┌─ RECORDED DATA

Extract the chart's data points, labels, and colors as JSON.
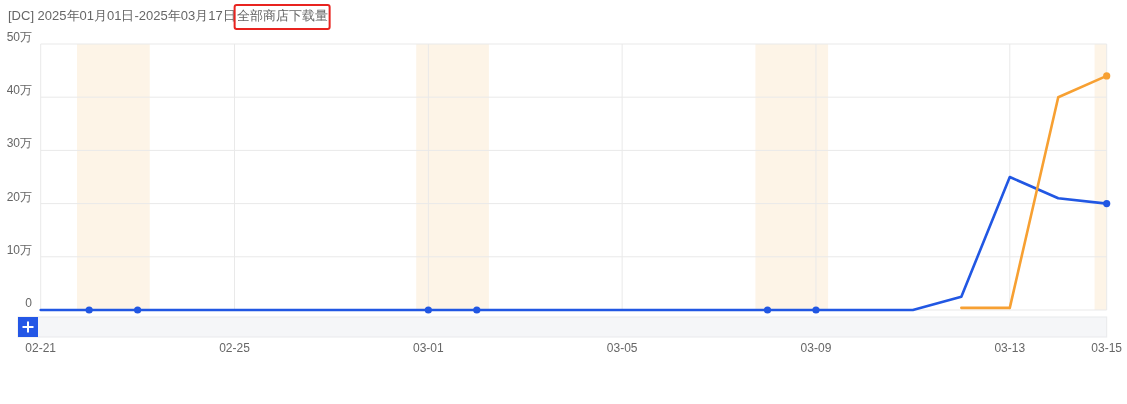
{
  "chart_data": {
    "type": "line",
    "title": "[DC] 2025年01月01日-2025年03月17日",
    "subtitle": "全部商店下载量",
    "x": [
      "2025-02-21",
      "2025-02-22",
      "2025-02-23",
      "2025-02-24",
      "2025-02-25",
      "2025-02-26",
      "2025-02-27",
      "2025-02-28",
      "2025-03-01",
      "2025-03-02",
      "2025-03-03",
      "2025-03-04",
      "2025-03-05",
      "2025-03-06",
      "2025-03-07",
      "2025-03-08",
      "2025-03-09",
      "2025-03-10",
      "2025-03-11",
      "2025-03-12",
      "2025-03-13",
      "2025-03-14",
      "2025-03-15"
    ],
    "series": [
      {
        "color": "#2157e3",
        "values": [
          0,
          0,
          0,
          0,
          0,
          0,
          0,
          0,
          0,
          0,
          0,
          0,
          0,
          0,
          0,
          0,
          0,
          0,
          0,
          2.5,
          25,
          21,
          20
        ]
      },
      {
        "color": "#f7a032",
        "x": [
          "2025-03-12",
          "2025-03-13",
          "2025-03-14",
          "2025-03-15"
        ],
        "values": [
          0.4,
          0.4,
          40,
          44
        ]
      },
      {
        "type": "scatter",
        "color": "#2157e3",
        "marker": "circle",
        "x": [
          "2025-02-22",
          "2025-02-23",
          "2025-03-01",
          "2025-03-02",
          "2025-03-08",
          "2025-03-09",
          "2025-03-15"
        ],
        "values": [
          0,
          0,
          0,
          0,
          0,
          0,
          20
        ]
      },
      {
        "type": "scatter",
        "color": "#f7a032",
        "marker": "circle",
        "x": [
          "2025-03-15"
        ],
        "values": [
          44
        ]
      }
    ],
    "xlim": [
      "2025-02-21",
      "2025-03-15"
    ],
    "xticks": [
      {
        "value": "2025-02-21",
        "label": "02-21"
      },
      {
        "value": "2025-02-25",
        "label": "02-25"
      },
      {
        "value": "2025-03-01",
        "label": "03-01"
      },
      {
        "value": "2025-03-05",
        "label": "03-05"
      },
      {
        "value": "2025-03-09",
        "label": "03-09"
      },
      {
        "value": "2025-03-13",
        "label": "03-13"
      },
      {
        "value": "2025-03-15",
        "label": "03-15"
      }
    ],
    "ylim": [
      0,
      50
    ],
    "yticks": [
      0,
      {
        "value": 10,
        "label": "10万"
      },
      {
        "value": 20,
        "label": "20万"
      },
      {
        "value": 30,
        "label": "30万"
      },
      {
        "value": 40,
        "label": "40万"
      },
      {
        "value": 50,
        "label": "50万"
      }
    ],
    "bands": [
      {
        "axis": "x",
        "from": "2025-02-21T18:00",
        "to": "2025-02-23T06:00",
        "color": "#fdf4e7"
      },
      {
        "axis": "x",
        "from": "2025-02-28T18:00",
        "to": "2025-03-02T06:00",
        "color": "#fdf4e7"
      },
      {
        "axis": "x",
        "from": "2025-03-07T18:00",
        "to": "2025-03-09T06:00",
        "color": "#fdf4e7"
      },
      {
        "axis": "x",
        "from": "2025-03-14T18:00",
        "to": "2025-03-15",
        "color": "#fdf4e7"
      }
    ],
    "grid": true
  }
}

└─

• **WHAT YOU WILL DO**
Reproduce each line of the entries in which the word "from" is found.

• **CORRECT ANSWER**
        "from": "2025-02-21T18:00",
        "from": "2025-02-28T18:00",
        "from": "2025-03-07T18:00",
        "from": "2025-03-14T18:00",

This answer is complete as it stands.